YOUR TASK: Quote the records that follow in full and exactly; leave out the pictures.

EXCERPTED RECORDS:
BEGIN

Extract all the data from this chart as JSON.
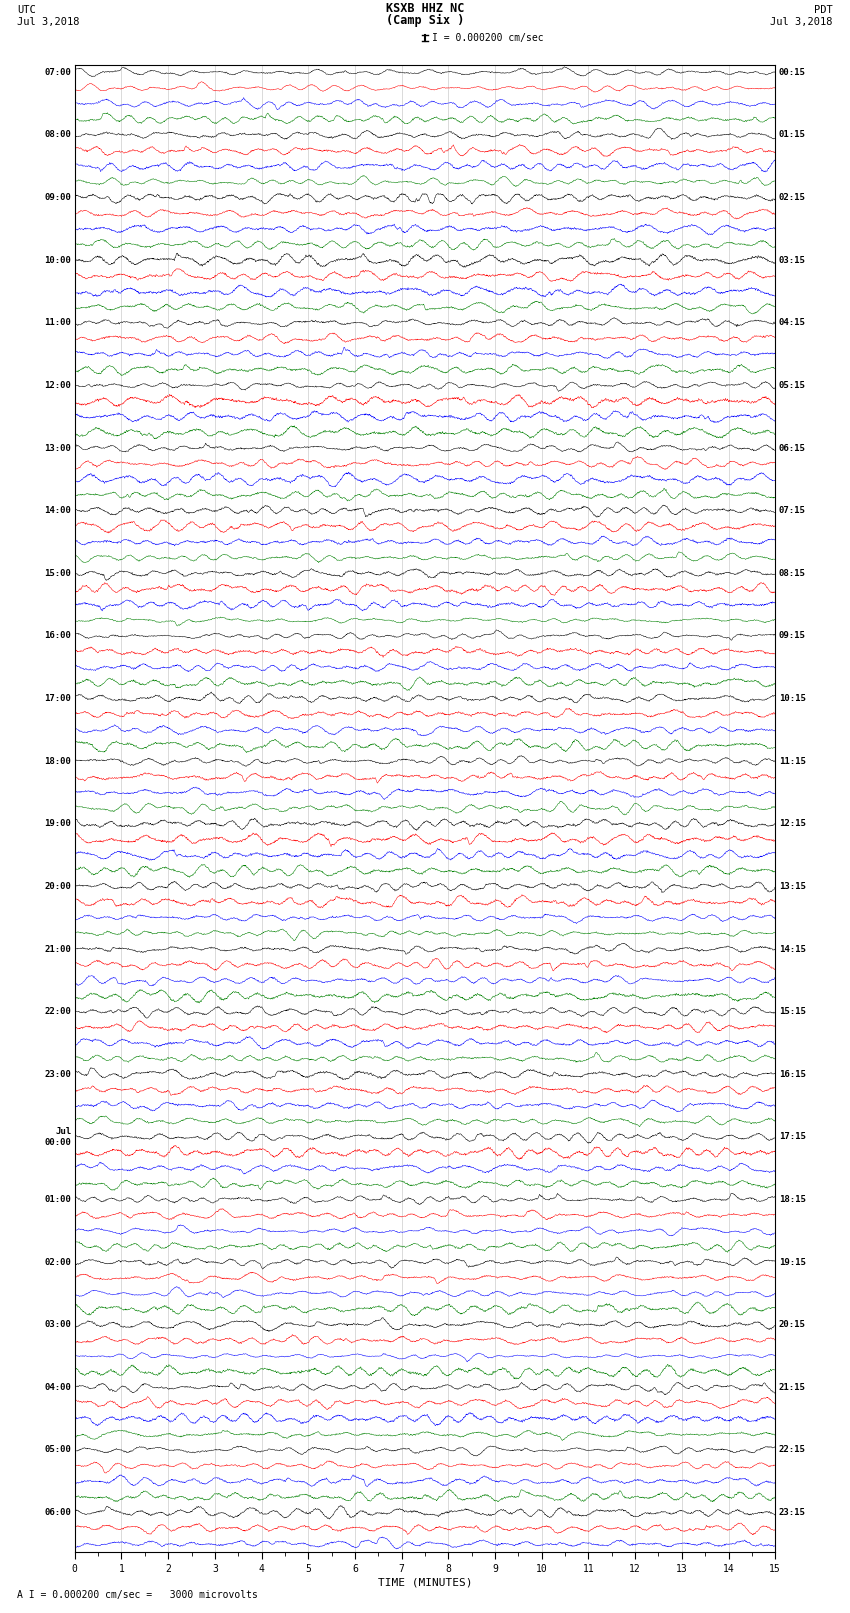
{
  "title_center": "KSXB HHZ NC\n(Camp Six )",
  "title_left": "UTC\nJul 3,2018",
  "title_right": "PDT\nJul 3,2018",
  "scale_bar_label": "I = 0.000200 cm/sec",
  "bottom_note": "A I = 0.000200 cm/sec =   3000 microvolts",
  "xlabel": "TIME (MINUTES)",
  "time_axis_min": 0,
  "time_axis_max": 15,
  "time_ticks": [
    0,
    1,
    2,
    3,
    4,
    5,
    6,
    7,
    8,
    9,
    10,
    11,
    12,
    13,
    14,
    15
  ],
  "left_times": [
    "07:00",
    "",
    "",
    "",
    "08:00",
    "",
    "",
    "",
    "09:00",
    "",
    "",
    "",
    "10:00",
    "",
    "",
    "",
    "11:00",
    "",
    "",
    "",
    "12:00",
    "",
    "",
    "",
    "13:00",
    "",
    "",
    "",
    "14:00",
    "",
    "",
    "",
    "15:00",
    "",
    "",
    "",
    "16:00",
    "",
    "",
    "",
    "17:00",
    "",
    "",
    "",
    "18:00",
    "",
    "",
    "",
    "19:00",
    "",
    "",
    "",
    "20:00",
    "",
    "",
    "",
    "21:00",
    "",
    "",
    "",
    "22:00",
    "",
    "",
    "",
    "23:00",
    "",
    "",
    "",
    "Jul\n00:00",
    "",
    "",
    "",
    "01:00",
    "",
    "",
    "",
    "02:00",
    "",
    "",
    "",
    "03:00",
    "",
    "",
    "",
    "04:00",
    "",
    "",
    "",
    "05:00",
    "",
    "",
    "",
    "06:00",
    "",
    ""
  ],
  "right_times": [
    "00:15",
    "",
    "",
    "",
    "01:15",
    "",
    "",
    "",
    "02:15",
    "",
    "",
    "",
    "03:15",
    "",
    "",
    "",
    "04:15",
    "",
    "",
    "",
    "05:15",
    "",
    "",
    "",
    "06:15",
    "",
    "",
    "",
    "07:15",
    "",
    "",
    "",
    "08:15",
    "",
    "",
    "",
    "09:15",
    "",
    "",
    "",
    "10:15",
    "",
    "",
    "",
    "11:15",
    "",
    "",
    "",
    "12:15",
    "",
    "",
    "",
    "13:15",
    "",
    "",
    "",
    "14:15",
    "",
    "",
    "",
    "15:15",
    "",
    "",
    "",
    "16:15",
    "",
    "",
    "",
    "17:15",
    "",
    "",
    "",
    "18:15",
    "",
    "",
    "",
    "19:15",
    "",
    "",
    "",
    "20:15",
    "",
    "",
    "",
    "21:15",
    "",
    "",
    "",
    "22:15",
    "",
    "",
    "",
    "23:15",
    "",
    ""
  ],
  "trace_colors": [
    "black",
    "red",
    "blue",
    "green"
  ],
  "n_rows": 95,
  "bg_color": "white",
  "noise_seed": 42
}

END

RESULT OF THIS EXERCISE:
Extract all the data from this chart as JSON.
{
  "title_center": "KSXB HHZ NC\n(Camp Six )",
  "title_left": "UTC\nJul 3,2018",
  "title_right": "PDT\nJul 3,2018",
  "scale_bar_label": "I = 0.000200 cm/sec",
  "bottom_note": "A I = 0.000200 cm/sec =   3000 microvolts",
  "xlabel": "TIME (MINUTES)",
  "time_axis_min": 0,
  "time_axis_max": 15,
  "time_ticks": [
    0,
    1,
    2,
    3,
    4,
    5,
    6,
    7,
    8,
    9,
    10,
    11,
    12,
    13,
    14,
    15
  ],
  "left_times": [
    "07:00",
    "",
    "",
    "",
    "08:00",
    "",
    "",
    "",
    "09:00",
    "",
    "",
    "",
    "10:00",
    "",
    "",
    "",
    "11:00",
    "",
    "",
    "",
    "12:00",
    "",
    "",
    "",
    "13:00",
    "",
    "",
    "",
    "14:00",
    "",
    "",
    "",
    "15:00",
    "",
    "",
    "",
    "16:00",
    "",
    "",
    "",
    "17:00",
    "",
    "",
    "",
    "18:00",
    "",
    "",
    "",
    "19:00",
    "",
    "",
    "",
    "20:00",
    "",
    "",
    "",
    "21:00",
    "",
    "",
    "",
    "22:00",
    "",
    "",
    "",
    "23:00",
    "",
    "",
    "",
    "Jul\n00:00",
    "",
    "",
    "",
    "01:00",
    "",
    "",
    "",
    "02:00",
    "",
    "",
    "",
    "03:00",
    "",
    "",
    "",
    "04:00",
    "",
    "",
    "",
    "05:00",
    "",
    "",
    "",
    "06:00",
    "",
    ""
  ],
  "right_times": [
    "00:15",
    "",
    "",
    "",
    "01:15",
    "",
    "",
    "",
    "02:15",
    "",
    "",
    "",
    "03:15",
    "",
    "",
    "",
    "04:15",
    "",
    "",
    "",
    "05:15",
    "",
    "",
    "",
    "06:15",
    "",
    "",
    "",
    "07:15",
    "",
    "",
    "",
    "08:15",
    "",
    "",
    "",
    "09:15",
    "",
    "",
    "",
    "10:15",
    "",
    "",
    "",
    "11:15",
    "",
    "",
    "",
    "12:15",
    "",
    "",
    "",
    "13:15",
    "",
    "",
    "",
    "14:15",
    "",
    "",
    "",
    "15:15",
    "",
    "",
    "",
    "16:15",
    "",
    "",
    "",
    "17:15",
    "",
    "",
    "",
    "18:15",
    "",
    "",
    "",
    "19:15",
    "",
    "",
    "",
    "20:15",
    "",
    "",
    "",
    "21:15",
    "",
    "",
    "",
    "22:15",
    "",
    "",
    "",
    "23:15",
    "",
    ""
  ],
  "trace_colors": [
    "black",
    "red",
    "blue",
    "green"
  ],
  "n_rows": 95,
  "bg_color": "white",
  "noise_seed": 42
}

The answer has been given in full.